> ENTRIES SHOWN:
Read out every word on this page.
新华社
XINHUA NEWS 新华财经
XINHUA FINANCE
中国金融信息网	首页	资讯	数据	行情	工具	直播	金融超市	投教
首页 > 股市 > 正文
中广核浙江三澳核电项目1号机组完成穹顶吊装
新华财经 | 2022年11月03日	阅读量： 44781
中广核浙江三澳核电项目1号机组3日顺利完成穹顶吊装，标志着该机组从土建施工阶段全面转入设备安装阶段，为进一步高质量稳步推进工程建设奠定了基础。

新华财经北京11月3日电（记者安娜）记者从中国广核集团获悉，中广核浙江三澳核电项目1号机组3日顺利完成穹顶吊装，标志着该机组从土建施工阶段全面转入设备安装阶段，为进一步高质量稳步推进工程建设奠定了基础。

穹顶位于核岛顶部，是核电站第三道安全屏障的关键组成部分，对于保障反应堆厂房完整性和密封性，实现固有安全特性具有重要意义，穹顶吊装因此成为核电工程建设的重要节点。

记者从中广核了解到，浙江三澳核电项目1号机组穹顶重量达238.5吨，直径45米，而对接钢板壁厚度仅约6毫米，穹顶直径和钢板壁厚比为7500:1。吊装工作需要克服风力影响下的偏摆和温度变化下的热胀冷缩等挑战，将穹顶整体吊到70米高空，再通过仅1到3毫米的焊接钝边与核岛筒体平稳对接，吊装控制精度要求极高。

--

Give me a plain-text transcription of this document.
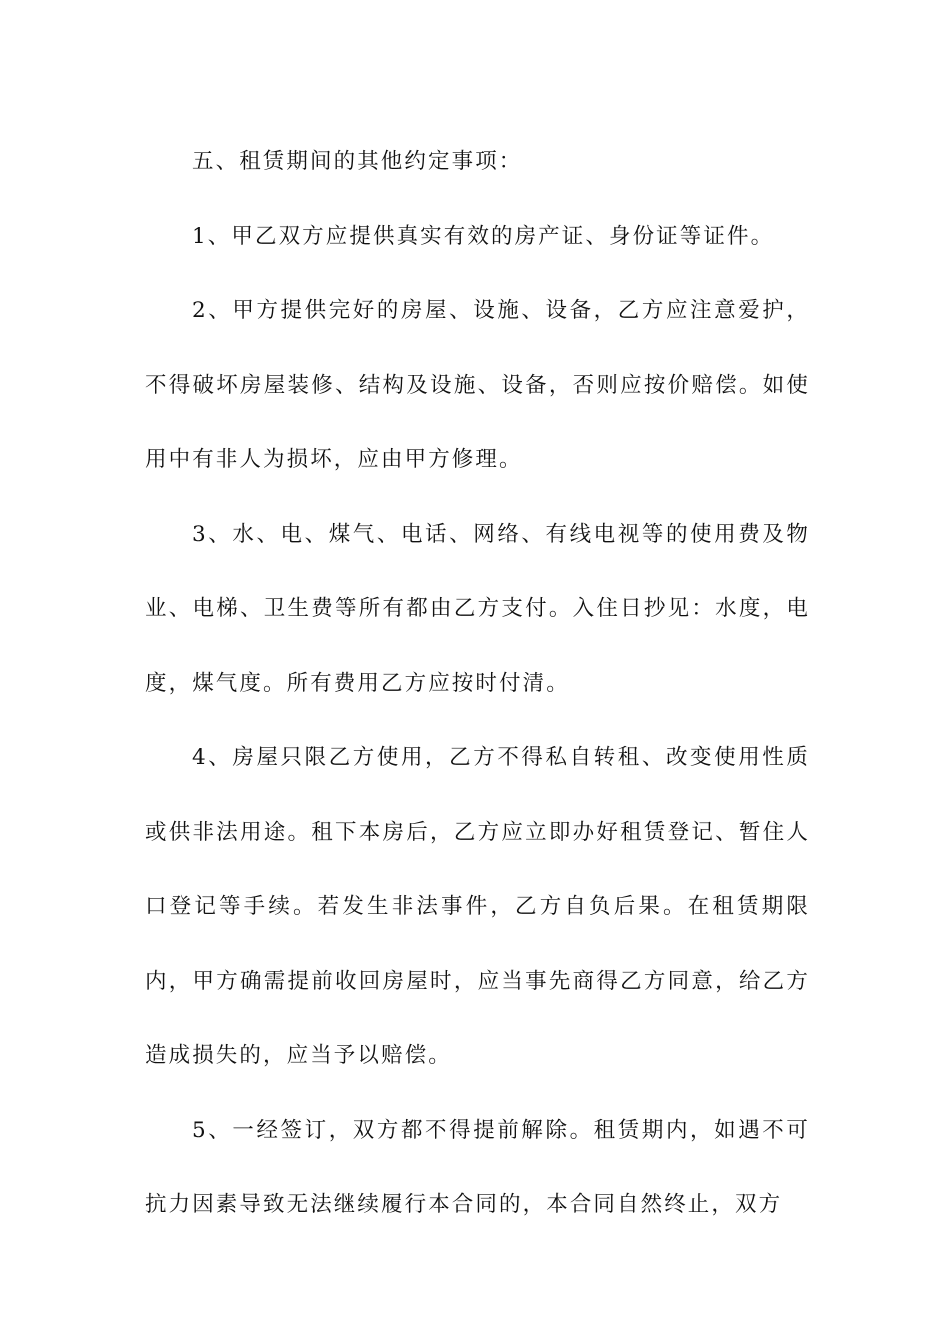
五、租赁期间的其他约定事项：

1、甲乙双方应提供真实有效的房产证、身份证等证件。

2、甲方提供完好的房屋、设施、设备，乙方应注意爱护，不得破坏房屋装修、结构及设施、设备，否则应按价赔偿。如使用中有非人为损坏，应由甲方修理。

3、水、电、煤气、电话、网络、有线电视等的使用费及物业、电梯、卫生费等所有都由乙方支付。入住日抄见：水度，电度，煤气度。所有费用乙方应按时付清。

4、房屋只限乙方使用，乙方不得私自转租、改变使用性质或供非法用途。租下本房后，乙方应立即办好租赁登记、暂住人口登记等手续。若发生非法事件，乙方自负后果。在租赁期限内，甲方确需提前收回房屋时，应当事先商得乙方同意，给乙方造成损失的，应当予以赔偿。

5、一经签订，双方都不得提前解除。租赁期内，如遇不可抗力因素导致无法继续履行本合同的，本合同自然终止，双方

> WHAT IS NEEDED: In the entries above, find the lines containing the word "this" and say how many there are, with no other words.

> EXPECTED ANSWER: 2